> _WORK INSTRUCTIONS_: Write out the records word for word, with no pictures.

· · ·

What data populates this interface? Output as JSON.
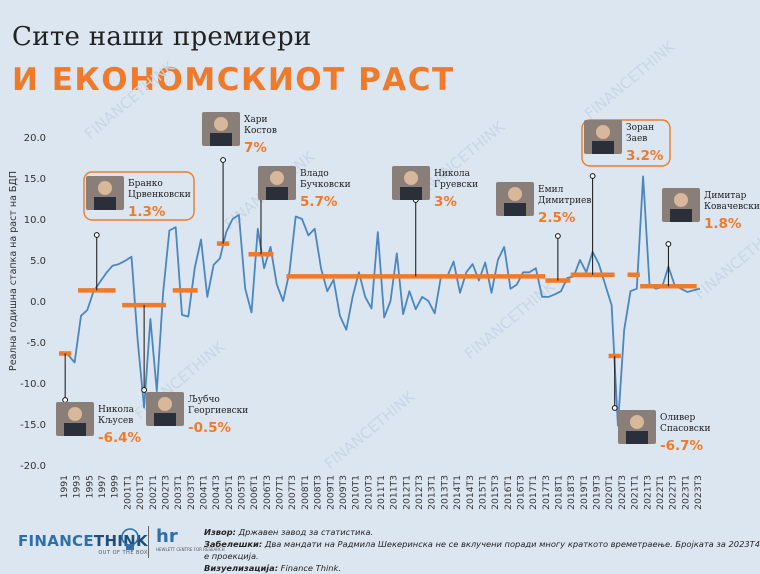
{
  "header": {
    "title_line1": "Сите наши премиери",
    "title_line2": "И ЕКОНОМСКИОТ РАСТ"
  },
  "watermark_text": "FINANCETHINK",
  "chart_data": {
    "type": "line",
    "ylabel": "Реална годишна стапка на раст на БДП",
    "ylim": [
      -20,
      20
    ],
    "yticks": [
      "20.0",
      "15.0",
      "10.0",
      "5.0",
      "0.0",
      "-5.0",
      "-10.0",
      "-15.0",
      "-20.0"
    ],
    "x_tick_labels": [
      "1991",
      "1993",
      "1995",
      "1997",
      "1999",
      "2001T1",
      "2001T3",
      "2002T1",
      "2002T3",
      "2003T1",
      "2003T3",
      "2004T1",
      "2004T3",
      "2005T1",
      "2005T3",
      "2006T1",
      "2006T3",
      "2007T1",
      "2007T3",
      "2008T1",
      "2008T3",
      "2009T1",
      "2009T3",
      "2010T1",
      "2010T3",
      "2011T1",
      "2011T3",
      "2012T1",
      "2012T3",
      "2013T1",
      "2013T3",
      "2014T1",
      "2014T3",
      "2015T1",
      "2015T3",
      "2016T1",
      "2016T3",
      "2017T1",
      "2017T3",
      "2018T1",
      "2018T3",
      "2019T1",
      "2019T3",
      "2020T1",
      "2020T3",
      "2021T1",
      "2021T3",
      "2022T1",
      "2022T3",
      "2023T1",
      "2023T3"
    ],
    "line_color": "#4a86c0",
    "avg_color": "#ee7a2a",
    "series": [
      {
        "values": [
          -6.2,
          -6.6,
          -7.5,
          -1.8,
          -1.1,
          1.2,
          2.3,
          3.4,
          4.3,
          4.5,
          4.9,
          5.4,
          -5.0,
          -13.0,
          -2.2,
          -11.0,
          1.0,
          8.6,
          9.0,
          -1.7,
          -1.9,
          4.0,
          7.5,
          0.5,
          4.4,
          5.2,
          8.4,
          10.0,
          10.5,
          1.5,
          -1.4,
          8.8,
          4.0,
          6.6,
          2.0,
          0.0,
          3.5,
          10.3,
          10.0,
          8.0,
          8.8,
          4.0,
          1.2,
          2.6,
          -1.8,
          -3.5,
          0.5,
          3.5,
          0.5,
          -0.9,
          8.4,
          -2.0,
          0.0,
          5.8,
          -1.6,
          1.2,
          -1.0,
          0.5,
          0.0,
          -1.5,
          3.0,
          3.0,
          4.8,
          1.0,
          3.5,
          4.5,
          2.5,
          4.7,
          1.0,
          5.0,
          6.6,
          1.5,
          2.0,
          3.5,
          3.5,
          4.0,
          0.5,
          0.5,
          0.8,
          1.2,
          2.8,
          3.0,
          5.0,
          3.5,
          6.0,
          4.5,
          2.0,
          -0.5,
          -15.2,
          -3.5,
          1.2,
          1.5,
          15.2,
          2.0,
          1.5,
          1.7,
          4.2,
          1.9,
          1.5,
          1.1,
          1.3,
          1.5
        ]
      }
    ],
    "premiers": [
      {
        "name_line1": "Никола",
        "name_line2": "Кљусев",
        "value": -6.4,
        "label": "-6.4%"
      },
      {
        "name_line1": "Бранко",
        "name_line2": "Црвенковски",
        "value": 1.3,
        "label": "1.3%"
      },
      {
        "name_line1": "Љубчо",
        "name_line2": "Георгиевски",
        "value": -0.5,
        "label": "-0.5%"
      },
      {
        "name_line1": "Бранко",
        "name_line2": "Црвенковски",
        "value": 1.3,
        "label": "1.3%",
        "hidden_label": true
      },
      {
        "name_line1": "Хари",
        "name_line2": "Костов",
        "value": 7.0,
        "label": "7%"
      },
      {
        "name_line1": "Владо",
        "name_line2": "Бучковски",
        "value": 5.7,
        "label": "5.7%"
      },
      {
        "name_line1": "Никола",
        "name_line2": "Груевски",
        "value": 3.0,
        "label": "3%"
      },
      {
        "name_line1": "Емил",
        "name_line2": "Димитриев",
        "value": 2.5,
        "label": "2.5%"
      },
      {
        "name_line1": "Зоран",
        "name_line2": "Заев",
        "value": 3.2,
        "label": "3.2%"
      },
      {
        "name_line1": "Оливер",
        "name_line2": "Спасовски",
        "value": -6.7,
        "label": "-6.7%"
      },
      {
        "name_line1": "Зоран",
        "name_line2": "Заев",
        "value": 3.2,
        "label": "3.2%",
        "hidden_label": true
      },
      {
        "name_line1": "Димитар",
        "name_line2": "Ковачевски",
        "value": 1.8,
        "label": "1.8%"
      }
    ]
  },
  "footer": {
    "logo_main": "FINANCE",
    "logo_think": "THINK",
    "logo_sub": "OUT OF THE BOX",
    "logo2": "hr",
    "logo2_sub": "HEWLETT CENTRE FOR RESEARCH",
    "source_label": "Извор:",
    "source_text": "Државен завод за статистика.",
    "notes_label": "Забелешки:",
    "notes_text": "Два мандати на Радмила Шекеринска не се вклучени поради многу краткото времетраење. Бројката за 2023Т4 е проекција.",
    "viz_label": "Визуелизација:",
    "viz_text": "Finance Think."
  }
}
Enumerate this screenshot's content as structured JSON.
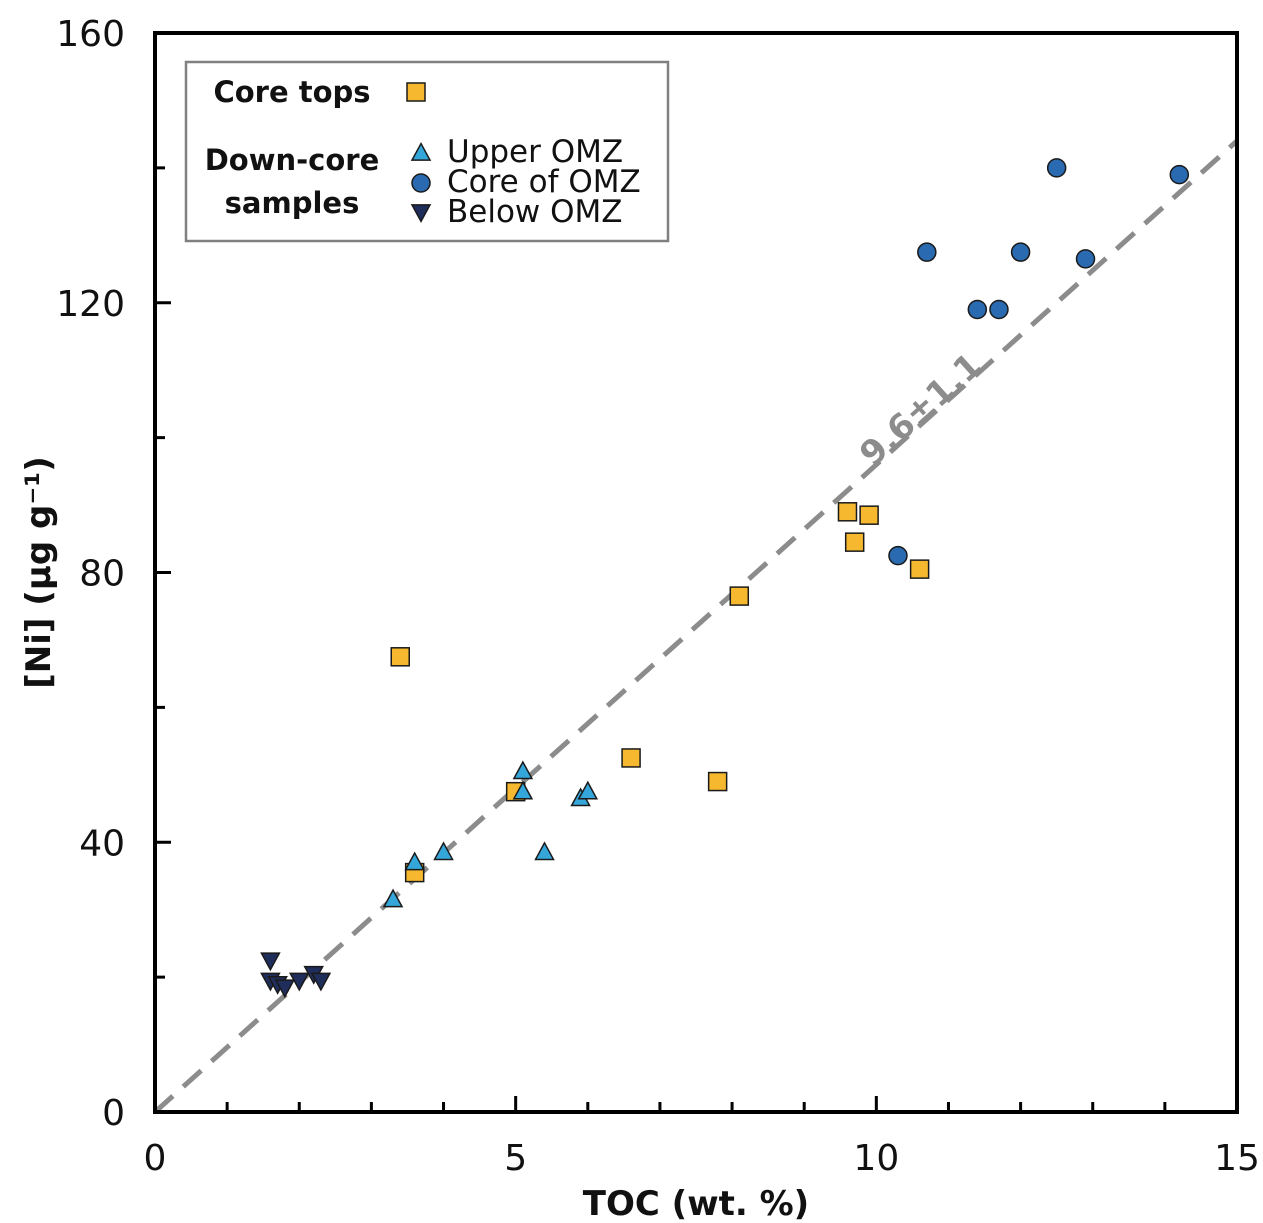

· · ·

> _THE RESPONSE_:
What data populates this interface? Output as JSON.
{
  "header": {
    "title_line1": "Сите наши премиери",
    "title_line2": "И ЕКОНОМСКИОТ РАСТ"
  },
  "watermark_text": "FINANCETHINK",
  "chart_data": {
    "type": "line",
    "ylabel": "Реална годишна стапка на раст на БДП",
    "ylim": [
      -20,
      20
    ],
    "yticks": [
      "20.0",
      "15.0",
      "10.0",
      "5.0",
      "0.0",
      "-5.0",
      "-10.0",
      "-15.0",
      "-20.0"
    ],
    "x_tick_labels": [
      "1991",
      "1993",
      "1995",
      "1997",
      "1999",
      "2001T1",
      "2001T3",
      "2002T1",
      "2002T3",
      "2003T1",
      "2003T3",
      "2004T1",
      "2004T3",
      "2005T1",
      "2005T3",
      "2006T1",
      "2006T3",
      "2007T1",
      "2007T3",
      "2008T1",
      "2008T3",
      "2009T1",
      "2009T3",
      "2010T1",
      "2010T3",
      "2011T1",
      "2011T3",
      "2012T1",
      "2012T3",
      "2013T1",
      "2013T3",
      "2014T1",
      "2014T3",
      "2015T1",
      "2015T3",
      "2016T1",
      "2016T3",
      "2017T1",
      "2017T3",
      "2018T1",
      "2018T3",
      "2019T1",
      "2019T3",
      "2020T1",
      "2020T3",
      "2021T1",
      "2021T3",
      "2022T1",
      "2022T3",
      "2023T1",
      "2023T3"
    ],
    "line_color": "#4a86c0",
    "avg_color": "#ee7a2a",
    "series": [
      {
        "values": [
          -6.2,
          -6.6,
          -7.5,
          -1.8,
          -1.1,
          1.2,
          2.3,
          3.4,
          4.3,
          4.5,
          4.9,
          5.4,
          -5.0,
          -13.0,
          -2.2,
          -11.0,
          1.0,
          8.6,
          9.0,
          -1.7,
          -1.9,
          4.0,
          7.5,
          0.5,
          4.4,
          5.2,
          8.4,
          10.0,
          10.5,
          1.5,
          -1.4,
          8.8,
          4.0,
          6.6,
          2.0,
          0.0,
          3.5,
          10.3,
          10.0,
          8.0,
          8.8,
          4.0,
          1.2,
          2.6,
          -1.8,
          -3.5,
          0.5,
          3.5,
          0.5,
          -0.9,
          8.4,
          -2.0,
          0.0,
          5.8,
          -1.6,
          1.2,
          -1.0,
          0.5,
          0.0,
          -1.5,
          3.0,
          3.0,
          4.8,
          1.0,
          3.5,
          4.5,
          2.5,
          4.7,
          1.0,
          5.0,
          6.6,
          1.5,
          2.0,
          3.5,
          3.5,
          4.0,
          0.5,
          0.5,
          0.8,
          1.2,
          2.8,
          3.0,
          5.0,
          3.5,
          6.0,
          4.5,
          2.0,
          -0.5,
          -15.2,
          -3.5,
          1.2,
          1.5,
          15.2,
          2.0,
          1.5,
          1.7,
          4.2,
          1.9,
          1.5,
          1.1,
          1.3,
          1.5
        ]
      }
    ],
    "premiers": [
      {
        "name_line1": "Никола",
        "name_line2": "Кљусев",
        "value": -6.4,
        "label": "-6.4%"
      },
      {
        "name_line1": "Бранко",
        "name_line2": "Црвенковски",
        "value": 1.3,
        "label": "1.3%"
      },
      {
        "name_line1": "Љубчо",
        "name_line2": "Георгиевски",
        "value": -0.5,
        "label": "-0.5%"
      },
      {
        "name_line1": "Бранко",
        "name_line2": "Црвенковски",
        "value": 1.3,
        "label": "1.3%",
        "hidden_label": true
      },
      {
        "name_line1": "Хари",
        "name_line2": "Костов",
        "value": 7.0,
        "label": "7%"
      },
      {
        "name_line1": "Владо",
        "name_line2": "Бучковски",
        "value": 5.7,
        "label": "5.7%"
      },
      {
        "name_line1": "Никола",
        "name_line2": "Груевски",
        "value": 3.0,
        "label": "3%"
      },
      {
        "name_line1": "Емил",
        "name_line2": "Димитриев",
        "value": 2.5,
        "label": "2.5%"
      },
      {
        "name_line1": "Зоран",
        "name_line2": "Заев",
        "value": 3.2,
        "label": "3.2%"
      },
      {
        "name_line1": "Оливер",
        "name_line2": "Спасовски",
        "value": -6.7,
        "label": "-6.7%"
      },
      {
        "name_line1": "Зоран",
        "name_line2": "Заев",
        "value": 3.2,
        "label": "3.2%",
        "hidden_label": true
      },
      {
        "name_line1": "Димитар",
        "name_line2": "Ковачевски",
        "value": 1.8,
        "label": "1.8%"
      }
    ]
  },
  "footer": {
    "logo_main": "FINANCE",
    "logo_think": "THINK",
    "logo_sub": "OUT OF THE BOX",
    "logo2": "hr",
    "logo2_sub": "HEWLETT CENTRE FOR RESEARCH",
    "source_label": "Извор:",
    "source_text": "Државен завод за статистика.",
    "notes_label": "Забелешки:",
    "notes_text": "Два мандати на Радмила Шекеринска не се вклучени поради многу краткото времетраење. Бројката за 2023Т4 е проекција.",
    "viz_label": "Визуелизација:",
    "viz_text": "Finance Think."
  }
}
Enumerate this screenshot's content as structured JSON.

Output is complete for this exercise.